SELECTED TEXT
------------
JOSEPH: I think the reason was a slight bit of guilt. Like, do I completely want to take these people completely dry? Do I – or just leave them with something, I think was my mindset, which looking back at it is, I’m gonna tank their coin anyways. Why wouldn’t I just take it all? But I do feel at the time I felt slightly bad about just robbing them for everything. That’s the biggest hit I’d done; $20 million is a lot of money, so I’m thinking do I – it was – I think it was flawed logic and it was just rushed, but I do believe that there was a bit of guilt there that I didn’t want to take everything from them. So, that’s honestly what I believe. I still don’t know why, because it’s like, I should have just – if I had done it again, I probably – I don’t know how it would have gone, but it just – logically it doesn’t make sense for me to only take $15 million, but I do believe there was a bit of guilt about taking such a large amount, and hence, I left $5 million for them, which in retrospect doesn’t make much sense, but I guess I just didn’t want to clean them dry.

JACK: So, he grabs a total worth of $15 million worth of this crypto coin and closed it all up and shut down for the night. Whoa, what a lick; $15 million. He’s pumped and amazed. But he realizes something; [MUSIC] this is an altcoin. Specifically, it’s a Ethereum-based ERC-20 token. Because it’s Ethereum-based, he can exchange it directly for Ethereum. But the more he exchanges, the lower the coin will go. That’s because of how liquidity pools work and stuff. So essentially, the more he takes out, the more the price goes down. He realizes he’s not gonna be able to get anywhere near $15 million if he takes it all out this way. So, he comes up with a plan and tries to make a deal with the people he just robbed.

JOSEPH: That’s correct. I sent them an e-mail saying hey, I obviously control the – like, a large portion of your token sales. If I was to sell this off, it’s clearly going to cause a lot of damage to your token. You won’t come back from this. Instead of me crashing your token and completely ruining your company, there’s an easier alternative; you can send me $8 million in Bitcoin to my address and in return, I will return the $14 million I stole. As a token of good faith, I’ve sent $1 million back to the crowdsale wallet.

JACK: Huh, interesting proposal. Clearly, the company saw that they had $15 million in their coins stolen, and Joseph knew they raised tens of millions of dollars from their ICO. Would they want to save their coin or let it crash? Just this week, I saw a news story that a company called Rari got hacked and lost $80 million, and they offered a $10 million, no-questions-asked reward to whoever returned the money. So, these things do happen, but Crowd Machine never replied to Joseph. Instead, they were busy dialing the police. After a day or two of waiting, Joseph decided to just start exchanging this coin for Ethereum. Just as he expected, this caused the price of the coin to start going down. By the time he exchanged all his coins for Eth, what he had in his wallet was just a few hundred thousand dollars, nowhere near the $14 million that he started with. Of course, now all the investors are mad that the coin just tanked.

JOSEPH: So, that was the part I was at, and obviously I was a little bummed out about the way it turned out. It could have turned out a lot better. I made some mistakes; I was low on sleep, so I wanted to get out of Oklahoma. So, I had my cousin come to pick me up from Oklahoma and the person who dropped me off. [MUSIC] He gets there, we chill, and then the next day, we get ready to leave. I’m supposed to check out on a Tuesday, but instead I decide I’m – this is just weird, I’m getting outta there, so I – so we leave, and actually, I forgot to mention this part, but when we were checking out, I talked to the thing, and the – I remember the hotel guests who were checking us out were being kind of – acting a bit weird to us. Like, they seemed nervous or they knew – seemed like they knew something was up or something.
------------
DATA SHOWN

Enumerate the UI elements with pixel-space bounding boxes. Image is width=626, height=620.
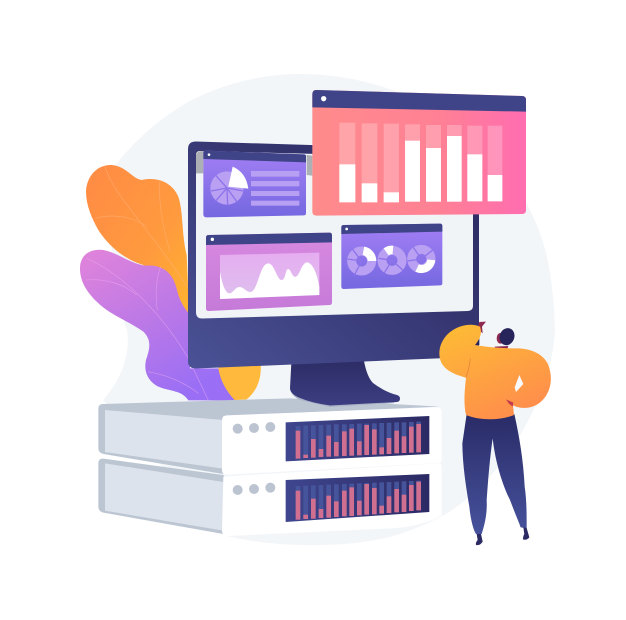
------------
CHALLENGES
A) List each distinct dollar amount in the transcript that is written with a dollar sign, giving each figure only once.
B) Write out the part of the transcript between "JOSEPH: That’s correct." and "the crowdsale wallet.", inclusive.
The listing is not needed here.

WRITTEN RESPONSES
A) $20 million, $15 million, $5 million, $8 million, $14 million, $1 million, $80 million, $10 million

B)
JOSEPH: That’s correct. I sent them an e-mail saying hey, I obviously control the – like, a large portion of your token sales. If I was to sell this off, it’s clearly going to cause a lot of damage to your token. You won’t come back from this. Instead of me crashing your token and completely ruining your company, there’s an easier alternative; you can send me $8 million in Bitcoin to my address and in return, I will return the $14 million I stole. As a token of good faith, I’ve sent $1 million back to the crowdsale wallet.